Problem requirements
Your task is to print every entry below exactly as given.
** Begin Dataset **
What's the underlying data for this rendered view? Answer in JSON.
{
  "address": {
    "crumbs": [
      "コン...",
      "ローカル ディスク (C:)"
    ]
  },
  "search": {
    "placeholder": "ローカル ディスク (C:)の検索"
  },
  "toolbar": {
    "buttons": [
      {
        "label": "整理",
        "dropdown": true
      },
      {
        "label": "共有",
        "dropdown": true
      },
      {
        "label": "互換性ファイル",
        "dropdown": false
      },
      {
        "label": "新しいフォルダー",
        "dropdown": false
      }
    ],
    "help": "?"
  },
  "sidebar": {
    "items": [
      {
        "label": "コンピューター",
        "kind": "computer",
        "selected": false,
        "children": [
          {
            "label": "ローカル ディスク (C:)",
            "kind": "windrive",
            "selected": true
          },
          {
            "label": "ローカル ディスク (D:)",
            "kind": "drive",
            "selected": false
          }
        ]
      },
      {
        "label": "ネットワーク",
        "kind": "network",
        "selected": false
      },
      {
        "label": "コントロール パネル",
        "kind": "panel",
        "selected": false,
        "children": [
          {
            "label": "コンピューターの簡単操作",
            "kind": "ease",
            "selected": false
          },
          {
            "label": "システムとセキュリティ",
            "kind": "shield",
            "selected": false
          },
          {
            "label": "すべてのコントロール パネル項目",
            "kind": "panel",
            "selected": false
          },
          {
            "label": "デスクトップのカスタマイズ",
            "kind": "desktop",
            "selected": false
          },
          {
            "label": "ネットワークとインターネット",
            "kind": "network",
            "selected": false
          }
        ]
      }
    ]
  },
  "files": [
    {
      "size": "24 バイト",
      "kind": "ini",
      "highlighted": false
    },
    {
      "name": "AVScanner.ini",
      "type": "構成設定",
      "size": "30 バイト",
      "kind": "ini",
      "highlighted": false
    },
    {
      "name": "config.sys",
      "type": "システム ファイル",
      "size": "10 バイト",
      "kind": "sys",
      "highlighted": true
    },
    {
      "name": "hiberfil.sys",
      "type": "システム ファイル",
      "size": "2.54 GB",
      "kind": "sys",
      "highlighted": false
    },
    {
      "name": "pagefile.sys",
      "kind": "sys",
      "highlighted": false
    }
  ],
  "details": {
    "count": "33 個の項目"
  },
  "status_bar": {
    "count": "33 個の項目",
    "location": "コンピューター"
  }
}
** End Dataset **
Reply to the exercise
What's the underlying data for this rendered view? Answer in JSON.
{
  "address": {
    "crumbs": [
      "コン...",
      "ローカル ディスク (C:)"
    ]
  },
  "search": {
    "placeholder": "ローカル ディスク (C:)の検索"
  },
  "toolbar": {
    "buttons": [
      {
        "label": "整理",
        "dropdown": true
      },
      {
        "label": "共有",
        "dropdown": true
      },
      {
        "label": "互換性ファイル",
        "dropdown": false
      },
      {
        "label": "新しいフォルダー",
        "dropdown": false
      }
    ],
    "help": "?"
  },
  "sidebar": {
    "items": [
      {
        "label": "コンピューター",
        "kind": "computer",
        "selected": false,
        "children": [
          {
            "label": "ローカル ディスク (C:)",
            "kind": "windrive",
            "selected": true
          },
          {
            "label": "ローカル ディスク (D:)",
            "kind": "drive",
            "selected": false
          }
        ]
      },
      {
        "label": "ネットワーク",
        "kind": "network",
        "selected": false
      },
      {
        "label": "コントロール パネル",
        "kind": "panel",
        "selected": false,
        "children": [
          {
            "label": "コンピューターの簡単操作",
            "kind": "ease",
            "selected": false
          },
          {
            "label": "システムとセキュリティ",
            "kind": "shield",
            "selected": false
          },
          {
            "label": "すべてのコントロール パネル項目",
            "kind": "panel",
            "selected": false
          },
          {
            "label": "デスクトップのカスタマイズ",
            "kind": "desktop",
            "selected": false
          },
          {
            "label": "ネットワークとインターネット",
            "kind": "network",
            "selected": false
          }
        ]
      }
    ]
  },
  "files": [
    {
      "size": "24 バイト",
      "kind": "ini",
      "highlighted": false
    },
    {
      "name": "AVScanner.ini",
      "type": "構成設定",
      "size": "30 バイト",
      "kind": "ini",
      "highlighted": false
    },
    {
      "name": "config.sys",
      "type": "システム ファイル",
      "size": "10 バイト",
      "kind": "sys",
      "highlighted": true
    },
    {
      "name": "hiberfil.sys",
      "type": "システム ファイル",
      "size": "2.54 GB",
      "kind": "sys",
      "highlighted": false
    },
    {
      "name": "pagefile.sys",
      "kind": "sys",
      "highlighted": false
    }
  ],
  "details": {
    "count": "33 個の項目"
  },
  "status_bar": {
    "count": "33 個の項目",
    "location": "コンピューター"
  }
}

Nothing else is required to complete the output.